§ Objective:
Check each line of the listing below for the string "Agalactiae", and copy the ones that have it.

____ Material provided

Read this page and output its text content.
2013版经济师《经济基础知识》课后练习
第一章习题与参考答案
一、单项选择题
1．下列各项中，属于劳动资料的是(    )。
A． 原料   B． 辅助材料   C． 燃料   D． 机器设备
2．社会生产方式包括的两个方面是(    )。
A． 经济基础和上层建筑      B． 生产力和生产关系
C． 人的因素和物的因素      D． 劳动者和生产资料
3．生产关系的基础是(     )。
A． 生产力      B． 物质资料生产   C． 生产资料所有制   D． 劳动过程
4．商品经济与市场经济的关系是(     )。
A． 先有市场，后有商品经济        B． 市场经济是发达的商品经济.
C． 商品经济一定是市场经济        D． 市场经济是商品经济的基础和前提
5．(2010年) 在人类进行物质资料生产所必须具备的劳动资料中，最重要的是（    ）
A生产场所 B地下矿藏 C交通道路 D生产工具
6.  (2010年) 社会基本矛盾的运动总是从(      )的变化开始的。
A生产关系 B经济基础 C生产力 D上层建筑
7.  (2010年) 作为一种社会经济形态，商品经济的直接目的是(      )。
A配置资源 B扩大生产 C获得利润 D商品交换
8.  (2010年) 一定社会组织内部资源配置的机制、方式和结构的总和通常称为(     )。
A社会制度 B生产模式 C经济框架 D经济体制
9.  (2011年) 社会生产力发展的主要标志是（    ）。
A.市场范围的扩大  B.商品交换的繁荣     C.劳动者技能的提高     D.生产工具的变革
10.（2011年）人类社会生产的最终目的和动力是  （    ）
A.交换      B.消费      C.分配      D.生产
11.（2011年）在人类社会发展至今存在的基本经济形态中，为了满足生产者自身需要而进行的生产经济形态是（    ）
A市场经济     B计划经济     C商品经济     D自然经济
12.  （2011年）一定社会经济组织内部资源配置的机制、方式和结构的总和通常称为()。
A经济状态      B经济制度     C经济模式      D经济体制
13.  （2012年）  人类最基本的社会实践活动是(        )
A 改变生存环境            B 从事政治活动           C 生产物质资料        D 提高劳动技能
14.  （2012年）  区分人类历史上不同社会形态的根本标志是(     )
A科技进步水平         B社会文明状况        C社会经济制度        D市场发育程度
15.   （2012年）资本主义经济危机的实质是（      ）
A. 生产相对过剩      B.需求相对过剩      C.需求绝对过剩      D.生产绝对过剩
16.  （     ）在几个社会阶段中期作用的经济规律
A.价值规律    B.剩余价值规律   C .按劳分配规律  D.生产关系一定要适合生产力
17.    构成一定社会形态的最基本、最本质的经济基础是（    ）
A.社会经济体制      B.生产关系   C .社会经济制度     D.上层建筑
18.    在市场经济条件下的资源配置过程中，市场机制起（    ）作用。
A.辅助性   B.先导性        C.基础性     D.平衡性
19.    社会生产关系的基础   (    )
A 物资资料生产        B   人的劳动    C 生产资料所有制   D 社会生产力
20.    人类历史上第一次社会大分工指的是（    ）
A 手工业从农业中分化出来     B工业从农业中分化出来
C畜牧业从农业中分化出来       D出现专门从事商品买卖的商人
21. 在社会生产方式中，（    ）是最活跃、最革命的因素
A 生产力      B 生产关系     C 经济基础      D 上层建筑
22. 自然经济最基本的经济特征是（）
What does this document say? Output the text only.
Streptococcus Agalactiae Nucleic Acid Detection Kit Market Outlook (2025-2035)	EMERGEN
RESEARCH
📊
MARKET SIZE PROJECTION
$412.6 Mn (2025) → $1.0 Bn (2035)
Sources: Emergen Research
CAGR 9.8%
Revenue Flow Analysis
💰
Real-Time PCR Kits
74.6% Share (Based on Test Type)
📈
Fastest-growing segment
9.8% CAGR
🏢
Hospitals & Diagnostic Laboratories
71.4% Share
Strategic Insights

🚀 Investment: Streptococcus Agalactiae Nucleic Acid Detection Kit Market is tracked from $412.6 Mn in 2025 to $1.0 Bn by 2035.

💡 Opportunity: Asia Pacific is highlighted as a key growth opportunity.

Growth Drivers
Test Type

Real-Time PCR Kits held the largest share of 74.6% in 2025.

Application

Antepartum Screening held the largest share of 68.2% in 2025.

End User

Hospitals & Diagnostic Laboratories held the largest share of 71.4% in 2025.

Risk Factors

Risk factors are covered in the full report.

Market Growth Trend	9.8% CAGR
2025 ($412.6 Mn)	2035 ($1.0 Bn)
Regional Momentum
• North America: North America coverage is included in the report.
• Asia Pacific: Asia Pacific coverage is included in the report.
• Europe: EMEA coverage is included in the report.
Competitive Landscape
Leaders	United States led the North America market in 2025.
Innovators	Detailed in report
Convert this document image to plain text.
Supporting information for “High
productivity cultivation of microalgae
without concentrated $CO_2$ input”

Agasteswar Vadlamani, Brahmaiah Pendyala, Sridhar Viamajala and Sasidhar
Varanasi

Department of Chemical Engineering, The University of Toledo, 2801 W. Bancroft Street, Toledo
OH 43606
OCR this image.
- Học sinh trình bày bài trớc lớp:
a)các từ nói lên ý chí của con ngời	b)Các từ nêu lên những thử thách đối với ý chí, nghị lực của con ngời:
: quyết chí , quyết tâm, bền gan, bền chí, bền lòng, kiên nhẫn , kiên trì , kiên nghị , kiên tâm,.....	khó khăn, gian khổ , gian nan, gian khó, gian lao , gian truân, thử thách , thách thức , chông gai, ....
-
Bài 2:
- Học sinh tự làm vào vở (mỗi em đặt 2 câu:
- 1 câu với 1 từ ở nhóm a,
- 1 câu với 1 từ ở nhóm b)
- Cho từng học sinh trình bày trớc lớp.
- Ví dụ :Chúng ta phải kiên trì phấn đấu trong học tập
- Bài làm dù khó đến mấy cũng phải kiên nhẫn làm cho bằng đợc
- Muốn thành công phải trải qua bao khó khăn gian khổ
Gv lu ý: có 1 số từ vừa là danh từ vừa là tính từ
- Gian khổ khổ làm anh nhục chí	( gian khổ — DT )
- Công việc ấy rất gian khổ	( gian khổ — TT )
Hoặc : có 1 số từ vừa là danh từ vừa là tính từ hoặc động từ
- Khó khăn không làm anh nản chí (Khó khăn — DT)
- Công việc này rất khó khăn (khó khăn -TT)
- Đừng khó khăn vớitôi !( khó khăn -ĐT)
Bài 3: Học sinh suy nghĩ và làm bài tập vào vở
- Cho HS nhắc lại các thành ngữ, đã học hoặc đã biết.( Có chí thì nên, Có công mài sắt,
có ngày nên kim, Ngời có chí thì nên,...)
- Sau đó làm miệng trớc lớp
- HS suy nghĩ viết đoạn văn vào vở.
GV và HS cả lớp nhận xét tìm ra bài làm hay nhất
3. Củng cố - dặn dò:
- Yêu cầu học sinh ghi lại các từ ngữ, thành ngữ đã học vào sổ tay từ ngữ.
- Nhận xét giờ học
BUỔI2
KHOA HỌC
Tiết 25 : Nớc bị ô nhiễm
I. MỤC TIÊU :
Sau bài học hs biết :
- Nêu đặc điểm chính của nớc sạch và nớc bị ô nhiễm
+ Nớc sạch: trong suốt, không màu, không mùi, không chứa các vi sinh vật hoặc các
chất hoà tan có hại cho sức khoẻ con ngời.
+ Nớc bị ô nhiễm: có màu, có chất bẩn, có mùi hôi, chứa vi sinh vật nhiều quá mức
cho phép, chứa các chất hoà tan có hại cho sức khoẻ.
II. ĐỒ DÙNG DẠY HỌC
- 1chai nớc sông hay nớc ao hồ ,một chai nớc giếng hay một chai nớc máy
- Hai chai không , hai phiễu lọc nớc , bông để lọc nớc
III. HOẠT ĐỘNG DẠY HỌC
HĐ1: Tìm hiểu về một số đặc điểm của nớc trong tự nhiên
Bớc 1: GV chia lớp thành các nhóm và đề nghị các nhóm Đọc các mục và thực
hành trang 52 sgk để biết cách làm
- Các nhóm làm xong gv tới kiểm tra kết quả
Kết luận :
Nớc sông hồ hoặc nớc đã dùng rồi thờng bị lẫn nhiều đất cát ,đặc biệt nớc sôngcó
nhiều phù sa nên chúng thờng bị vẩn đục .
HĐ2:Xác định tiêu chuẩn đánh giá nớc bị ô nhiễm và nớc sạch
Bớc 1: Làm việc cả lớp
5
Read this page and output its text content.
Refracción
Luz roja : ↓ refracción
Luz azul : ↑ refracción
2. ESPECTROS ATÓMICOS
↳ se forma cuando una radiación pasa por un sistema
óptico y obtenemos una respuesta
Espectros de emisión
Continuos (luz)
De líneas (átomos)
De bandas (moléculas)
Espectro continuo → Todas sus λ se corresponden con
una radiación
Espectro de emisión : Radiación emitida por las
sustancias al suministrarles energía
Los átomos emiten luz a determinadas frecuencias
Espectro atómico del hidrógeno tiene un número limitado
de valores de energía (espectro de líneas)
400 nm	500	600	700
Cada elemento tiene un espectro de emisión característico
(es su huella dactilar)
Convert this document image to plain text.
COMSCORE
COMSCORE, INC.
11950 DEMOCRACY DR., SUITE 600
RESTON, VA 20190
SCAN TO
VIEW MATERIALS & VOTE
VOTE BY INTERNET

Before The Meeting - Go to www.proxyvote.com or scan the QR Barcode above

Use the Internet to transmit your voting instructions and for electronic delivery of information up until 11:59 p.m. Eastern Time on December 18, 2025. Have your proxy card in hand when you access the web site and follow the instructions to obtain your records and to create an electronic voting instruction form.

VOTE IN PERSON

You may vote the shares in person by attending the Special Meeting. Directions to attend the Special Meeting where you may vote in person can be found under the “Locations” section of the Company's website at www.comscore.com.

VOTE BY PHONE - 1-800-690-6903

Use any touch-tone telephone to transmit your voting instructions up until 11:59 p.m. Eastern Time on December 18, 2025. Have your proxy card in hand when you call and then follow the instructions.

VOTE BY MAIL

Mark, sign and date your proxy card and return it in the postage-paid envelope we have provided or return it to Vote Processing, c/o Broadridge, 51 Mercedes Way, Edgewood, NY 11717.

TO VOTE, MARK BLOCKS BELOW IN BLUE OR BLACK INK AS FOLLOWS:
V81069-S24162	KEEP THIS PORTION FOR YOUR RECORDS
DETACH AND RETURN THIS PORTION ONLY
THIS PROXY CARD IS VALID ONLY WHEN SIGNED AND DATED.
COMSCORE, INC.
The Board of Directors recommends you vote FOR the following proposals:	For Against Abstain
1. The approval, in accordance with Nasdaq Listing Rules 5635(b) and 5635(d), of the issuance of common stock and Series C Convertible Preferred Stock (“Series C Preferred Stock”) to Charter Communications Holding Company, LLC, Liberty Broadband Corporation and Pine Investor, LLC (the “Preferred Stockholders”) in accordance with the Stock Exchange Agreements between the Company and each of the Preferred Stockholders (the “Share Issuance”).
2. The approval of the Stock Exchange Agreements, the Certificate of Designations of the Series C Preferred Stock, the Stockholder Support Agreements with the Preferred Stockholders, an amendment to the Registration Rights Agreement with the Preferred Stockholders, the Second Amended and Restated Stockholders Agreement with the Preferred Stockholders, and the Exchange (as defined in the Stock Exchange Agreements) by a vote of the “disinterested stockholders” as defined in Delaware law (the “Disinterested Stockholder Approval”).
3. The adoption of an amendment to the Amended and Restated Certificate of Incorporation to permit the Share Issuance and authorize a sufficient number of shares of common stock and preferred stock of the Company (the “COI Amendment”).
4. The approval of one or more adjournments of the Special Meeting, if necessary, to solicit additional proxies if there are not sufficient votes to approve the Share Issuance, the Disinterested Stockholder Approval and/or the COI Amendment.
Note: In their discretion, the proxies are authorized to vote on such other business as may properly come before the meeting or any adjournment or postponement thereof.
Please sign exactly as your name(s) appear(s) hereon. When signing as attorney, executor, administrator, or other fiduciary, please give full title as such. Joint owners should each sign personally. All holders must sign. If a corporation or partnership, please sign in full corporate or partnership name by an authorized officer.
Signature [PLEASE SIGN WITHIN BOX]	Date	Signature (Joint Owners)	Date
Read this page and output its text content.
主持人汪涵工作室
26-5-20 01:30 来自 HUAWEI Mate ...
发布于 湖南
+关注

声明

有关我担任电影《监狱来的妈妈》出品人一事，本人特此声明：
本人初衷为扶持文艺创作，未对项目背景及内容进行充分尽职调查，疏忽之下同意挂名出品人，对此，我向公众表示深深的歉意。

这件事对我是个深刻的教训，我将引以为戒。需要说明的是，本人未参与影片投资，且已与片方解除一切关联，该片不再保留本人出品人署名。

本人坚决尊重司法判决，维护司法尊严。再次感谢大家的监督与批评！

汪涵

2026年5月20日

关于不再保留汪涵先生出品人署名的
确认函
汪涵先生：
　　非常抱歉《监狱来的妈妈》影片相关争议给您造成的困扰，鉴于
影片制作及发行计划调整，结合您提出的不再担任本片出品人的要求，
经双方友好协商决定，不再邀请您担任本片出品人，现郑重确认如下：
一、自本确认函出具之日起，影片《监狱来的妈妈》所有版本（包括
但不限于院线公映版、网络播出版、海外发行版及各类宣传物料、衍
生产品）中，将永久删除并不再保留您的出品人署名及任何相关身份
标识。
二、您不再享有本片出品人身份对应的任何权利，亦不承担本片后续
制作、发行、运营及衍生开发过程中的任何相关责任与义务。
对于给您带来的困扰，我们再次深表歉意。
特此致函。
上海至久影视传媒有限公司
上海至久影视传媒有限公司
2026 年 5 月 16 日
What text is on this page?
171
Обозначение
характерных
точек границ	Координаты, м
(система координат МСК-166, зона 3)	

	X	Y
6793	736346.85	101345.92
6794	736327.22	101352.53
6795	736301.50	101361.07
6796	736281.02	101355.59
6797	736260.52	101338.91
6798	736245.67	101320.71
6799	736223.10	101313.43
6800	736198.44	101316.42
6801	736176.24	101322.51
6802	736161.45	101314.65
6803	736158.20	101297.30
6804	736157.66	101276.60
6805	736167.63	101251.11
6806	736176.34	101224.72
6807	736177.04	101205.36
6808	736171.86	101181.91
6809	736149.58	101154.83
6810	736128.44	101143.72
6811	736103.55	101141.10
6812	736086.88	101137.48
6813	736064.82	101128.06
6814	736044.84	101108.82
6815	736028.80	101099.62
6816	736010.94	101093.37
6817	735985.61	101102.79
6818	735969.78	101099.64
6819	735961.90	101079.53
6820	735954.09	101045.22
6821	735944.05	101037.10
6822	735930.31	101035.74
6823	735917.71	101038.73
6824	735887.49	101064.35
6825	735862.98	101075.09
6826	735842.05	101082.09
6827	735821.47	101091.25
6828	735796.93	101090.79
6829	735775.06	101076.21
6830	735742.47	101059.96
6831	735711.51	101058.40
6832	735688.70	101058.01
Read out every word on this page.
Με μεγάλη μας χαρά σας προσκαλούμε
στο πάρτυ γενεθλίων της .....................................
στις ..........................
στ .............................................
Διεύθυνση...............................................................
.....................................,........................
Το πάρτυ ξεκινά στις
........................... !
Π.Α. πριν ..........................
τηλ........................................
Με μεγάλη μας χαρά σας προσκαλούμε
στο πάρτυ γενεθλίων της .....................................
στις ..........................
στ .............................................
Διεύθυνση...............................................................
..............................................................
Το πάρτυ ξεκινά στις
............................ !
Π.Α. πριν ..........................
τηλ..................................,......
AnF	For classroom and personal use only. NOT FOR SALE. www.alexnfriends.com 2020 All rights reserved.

________

§ Response to the task:
Streptococcus Agalactiae Nucleic Acid Detection Kit Market Outlook (2025-2035)	EMERGEN
🚀 Investment: Streptococcus Agalactiae Nucleic Acid Detection Kit Market is tracked from $412.6 Mn in 2025 to $1.0 Bn by 2035.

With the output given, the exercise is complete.